> Data supplied

— begin —

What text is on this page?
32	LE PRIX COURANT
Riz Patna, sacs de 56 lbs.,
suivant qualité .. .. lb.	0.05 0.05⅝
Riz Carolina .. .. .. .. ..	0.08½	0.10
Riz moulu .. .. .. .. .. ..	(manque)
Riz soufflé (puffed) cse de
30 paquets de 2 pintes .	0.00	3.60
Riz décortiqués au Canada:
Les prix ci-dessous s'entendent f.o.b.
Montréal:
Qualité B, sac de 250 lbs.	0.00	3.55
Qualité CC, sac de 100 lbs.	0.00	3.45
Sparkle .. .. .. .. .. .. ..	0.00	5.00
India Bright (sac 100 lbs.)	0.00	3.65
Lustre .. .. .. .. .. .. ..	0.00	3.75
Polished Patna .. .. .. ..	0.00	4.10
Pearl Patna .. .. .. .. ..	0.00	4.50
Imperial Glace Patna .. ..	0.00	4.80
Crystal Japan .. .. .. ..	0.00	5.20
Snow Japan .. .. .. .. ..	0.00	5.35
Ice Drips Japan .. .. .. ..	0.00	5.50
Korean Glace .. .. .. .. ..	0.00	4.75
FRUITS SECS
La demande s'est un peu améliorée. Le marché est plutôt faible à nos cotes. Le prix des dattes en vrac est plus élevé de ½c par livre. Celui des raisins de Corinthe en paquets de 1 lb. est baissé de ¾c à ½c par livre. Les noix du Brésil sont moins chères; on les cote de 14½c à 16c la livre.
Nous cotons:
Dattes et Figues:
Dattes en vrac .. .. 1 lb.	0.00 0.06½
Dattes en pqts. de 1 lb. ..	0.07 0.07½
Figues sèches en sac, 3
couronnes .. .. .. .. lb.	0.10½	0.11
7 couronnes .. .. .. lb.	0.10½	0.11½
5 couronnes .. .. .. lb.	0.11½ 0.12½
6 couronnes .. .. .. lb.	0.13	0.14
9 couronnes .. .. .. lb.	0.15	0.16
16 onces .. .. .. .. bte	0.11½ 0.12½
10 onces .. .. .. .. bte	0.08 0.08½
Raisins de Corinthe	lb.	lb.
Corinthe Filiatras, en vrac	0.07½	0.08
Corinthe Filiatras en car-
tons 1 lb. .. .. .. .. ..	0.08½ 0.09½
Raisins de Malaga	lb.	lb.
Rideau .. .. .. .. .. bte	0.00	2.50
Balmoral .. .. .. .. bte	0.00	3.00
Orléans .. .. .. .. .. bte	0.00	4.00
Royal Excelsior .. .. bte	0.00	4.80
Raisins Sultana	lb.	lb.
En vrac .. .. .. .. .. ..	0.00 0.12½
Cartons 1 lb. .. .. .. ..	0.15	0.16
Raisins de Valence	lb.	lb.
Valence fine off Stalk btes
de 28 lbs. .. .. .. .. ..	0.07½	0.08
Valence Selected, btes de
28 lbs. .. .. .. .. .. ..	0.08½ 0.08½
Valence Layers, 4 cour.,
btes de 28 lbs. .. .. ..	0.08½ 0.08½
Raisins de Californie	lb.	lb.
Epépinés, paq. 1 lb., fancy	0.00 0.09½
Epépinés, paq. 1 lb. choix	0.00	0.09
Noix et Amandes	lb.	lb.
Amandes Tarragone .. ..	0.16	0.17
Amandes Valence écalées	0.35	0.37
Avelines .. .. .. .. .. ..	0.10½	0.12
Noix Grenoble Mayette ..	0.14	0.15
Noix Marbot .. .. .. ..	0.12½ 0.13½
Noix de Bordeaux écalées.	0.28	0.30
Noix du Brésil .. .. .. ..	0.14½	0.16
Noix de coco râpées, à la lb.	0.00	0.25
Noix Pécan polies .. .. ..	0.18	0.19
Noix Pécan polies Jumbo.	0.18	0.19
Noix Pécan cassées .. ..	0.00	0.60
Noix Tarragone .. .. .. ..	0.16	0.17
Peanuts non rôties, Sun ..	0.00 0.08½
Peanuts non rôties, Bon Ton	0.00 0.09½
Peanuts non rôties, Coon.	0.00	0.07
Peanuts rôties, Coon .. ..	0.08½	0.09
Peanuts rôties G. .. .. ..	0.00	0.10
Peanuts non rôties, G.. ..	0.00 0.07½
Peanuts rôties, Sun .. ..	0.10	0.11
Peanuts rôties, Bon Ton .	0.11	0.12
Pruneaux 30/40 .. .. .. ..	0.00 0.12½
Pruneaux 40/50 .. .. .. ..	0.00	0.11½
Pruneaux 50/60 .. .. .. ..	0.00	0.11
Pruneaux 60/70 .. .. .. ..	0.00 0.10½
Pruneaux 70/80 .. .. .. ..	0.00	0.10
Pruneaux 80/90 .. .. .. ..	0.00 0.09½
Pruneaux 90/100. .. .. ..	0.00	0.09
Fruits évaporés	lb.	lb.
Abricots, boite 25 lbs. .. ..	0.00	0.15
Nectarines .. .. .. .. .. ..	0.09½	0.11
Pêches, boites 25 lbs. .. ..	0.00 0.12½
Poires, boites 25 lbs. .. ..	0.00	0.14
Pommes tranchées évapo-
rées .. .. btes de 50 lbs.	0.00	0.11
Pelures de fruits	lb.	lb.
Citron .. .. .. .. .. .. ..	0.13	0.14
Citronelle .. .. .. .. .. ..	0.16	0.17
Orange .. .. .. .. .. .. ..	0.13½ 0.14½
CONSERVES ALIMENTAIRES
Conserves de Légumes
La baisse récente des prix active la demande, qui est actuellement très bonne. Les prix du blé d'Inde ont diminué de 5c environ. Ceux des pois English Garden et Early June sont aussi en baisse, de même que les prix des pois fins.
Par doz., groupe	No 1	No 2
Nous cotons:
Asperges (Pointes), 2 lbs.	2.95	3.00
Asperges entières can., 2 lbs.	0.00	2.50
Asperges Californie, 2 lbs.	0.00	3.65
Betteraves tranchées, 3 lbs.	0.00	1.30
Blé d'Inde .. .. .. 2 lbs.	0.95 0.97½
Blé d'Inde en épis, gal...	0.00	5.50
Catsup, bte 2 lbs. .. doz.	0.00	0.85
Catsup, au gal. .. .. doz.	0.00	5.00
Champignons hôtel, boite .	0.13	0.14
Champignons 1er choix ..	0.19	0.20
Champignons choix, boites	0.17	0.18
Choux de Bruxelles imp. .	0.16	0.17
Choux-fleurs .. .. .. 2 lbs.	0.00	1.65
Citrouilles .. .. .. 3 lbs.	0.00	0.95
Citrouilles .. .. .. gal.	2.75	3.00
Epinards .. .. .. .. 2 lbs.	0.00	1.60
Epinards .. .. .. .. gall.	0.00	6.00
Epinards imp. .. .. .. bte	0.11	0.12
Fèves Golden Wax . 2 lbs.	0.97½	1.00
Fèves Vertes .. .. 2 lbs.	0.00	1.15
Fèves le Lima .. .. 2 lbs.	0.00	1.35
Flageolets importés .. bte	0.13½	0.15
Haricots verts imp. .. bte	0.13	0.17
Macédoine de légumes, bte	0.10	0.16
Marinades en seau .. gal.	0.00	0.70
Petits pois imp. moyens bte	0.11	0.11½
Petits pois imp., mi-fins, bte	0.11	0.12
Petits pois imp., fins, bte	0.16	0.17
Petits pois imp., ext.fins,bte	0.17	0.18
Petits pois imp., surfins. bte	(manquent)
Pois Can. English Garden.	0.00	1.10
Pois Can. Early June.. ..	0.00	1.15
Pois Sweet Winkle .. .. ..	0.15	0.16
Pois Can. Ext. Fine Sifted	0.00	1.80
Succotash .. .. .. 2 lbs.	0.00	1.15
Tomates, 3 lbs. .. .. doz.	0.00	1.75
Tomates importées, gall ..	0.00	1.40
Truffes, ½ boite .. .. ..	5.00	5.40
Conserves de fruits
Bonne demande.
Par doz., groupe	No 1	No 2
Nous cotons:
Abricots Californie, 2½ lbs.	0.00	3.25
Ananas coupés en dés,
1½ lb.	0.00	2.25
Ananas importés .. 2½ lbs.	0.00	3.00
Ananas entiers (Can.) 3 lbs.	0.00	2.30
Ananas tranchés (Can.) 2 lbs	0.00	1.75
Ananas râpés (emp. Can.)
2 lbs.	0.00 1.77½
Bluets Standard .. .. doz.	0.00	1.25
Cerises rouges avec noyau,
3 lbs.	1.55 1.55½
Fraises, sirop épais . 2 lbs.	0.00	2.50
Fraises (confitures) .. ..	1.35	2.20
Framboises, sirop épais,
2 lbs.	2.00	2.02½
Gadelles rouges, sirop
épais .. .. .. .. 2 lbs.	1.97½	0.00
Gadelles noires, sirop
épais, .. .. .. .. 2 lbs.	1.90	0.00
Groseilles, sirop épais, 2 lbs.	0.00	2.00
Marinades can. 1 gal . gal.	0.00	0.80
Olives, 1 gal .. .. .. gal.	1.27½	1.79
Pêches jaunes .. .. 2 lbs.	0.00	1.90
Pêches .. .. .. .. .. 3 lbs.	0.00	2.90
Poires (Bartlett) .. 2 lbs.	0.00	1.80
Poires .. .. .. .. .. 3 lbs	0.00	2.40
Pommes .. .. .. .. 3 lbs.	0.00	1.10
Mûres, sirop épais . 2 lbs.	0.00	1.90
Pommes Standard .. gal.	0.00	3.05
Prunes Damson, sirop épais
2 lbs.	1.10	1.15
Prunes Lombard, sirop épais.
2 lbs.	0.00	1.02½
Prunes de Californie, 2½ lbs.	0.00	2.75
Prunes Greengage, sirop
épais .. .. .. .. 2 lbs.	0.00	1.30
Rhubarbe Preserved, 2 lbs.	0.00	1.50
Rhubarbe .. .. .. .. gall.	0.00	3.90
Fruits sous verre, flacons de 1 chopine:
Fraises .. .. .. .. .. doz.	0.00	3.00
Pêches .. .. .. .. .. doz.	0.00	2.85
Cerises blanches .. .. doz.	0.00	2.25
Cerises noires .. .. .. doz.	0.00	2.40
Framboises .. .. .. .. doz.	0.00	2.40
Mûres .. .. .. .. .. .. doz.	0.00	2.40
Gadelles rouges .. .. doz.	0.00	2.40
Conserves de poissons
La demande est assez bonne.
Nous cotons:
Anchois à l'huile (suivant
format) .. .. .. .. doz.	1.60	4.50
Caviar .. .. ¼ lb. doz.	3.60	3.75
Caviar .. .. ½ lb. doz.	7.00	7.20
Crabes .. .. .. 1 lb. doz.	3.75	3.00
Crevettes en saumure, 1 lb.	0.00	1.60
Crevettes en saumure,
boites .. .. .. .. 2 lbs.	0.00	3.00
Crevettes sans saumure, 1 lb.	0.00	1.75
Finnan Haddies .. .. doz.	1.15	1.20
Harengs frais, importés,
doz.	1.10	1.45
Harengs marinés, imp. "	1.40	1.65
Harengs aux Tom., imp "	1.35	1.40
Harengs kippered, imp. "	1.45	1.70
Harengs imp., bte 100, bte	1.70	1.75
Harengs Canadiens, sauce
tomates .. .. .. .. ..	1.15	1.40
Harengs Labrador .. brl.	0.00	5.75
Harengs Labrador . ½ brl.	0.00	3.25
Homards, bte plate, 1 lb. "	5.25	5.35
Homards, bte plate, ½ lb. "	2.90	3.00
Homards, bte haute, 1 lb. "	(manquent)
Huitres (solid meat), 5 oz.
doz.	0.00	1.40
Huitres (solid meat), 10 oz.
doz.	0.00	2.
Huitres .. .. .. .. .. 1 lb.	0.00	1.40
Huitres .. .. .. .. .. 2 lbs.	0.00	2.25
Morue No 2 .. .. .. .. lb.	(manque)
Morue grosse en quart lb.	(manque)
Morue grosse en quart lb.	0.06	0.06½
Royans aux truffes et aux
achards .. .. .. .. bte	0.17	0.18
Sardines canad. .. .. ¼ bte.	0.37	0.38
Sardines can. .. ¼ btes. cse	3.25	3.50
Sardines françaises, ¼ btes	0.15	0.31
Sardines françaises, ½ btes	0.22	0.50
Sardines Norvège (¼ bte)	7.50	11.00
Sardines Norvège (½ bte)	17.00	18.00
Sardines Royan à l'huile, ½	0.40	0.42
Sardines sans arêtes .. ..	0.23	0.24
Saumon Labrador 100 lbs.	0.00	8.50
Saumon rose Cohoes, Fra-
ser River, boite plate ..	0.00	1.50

— end —

> Exercise directions
Copy out each line of the data where the string "Fèves" appears.

> Exercise result
Fèves Golden Wax . 2 lbs.	0.97½	1.00
Fèves Vertes .. .. 2 lbs.	0.00	1.15
Fèves le Lima .. .. 2 lbs.	0.00	1.35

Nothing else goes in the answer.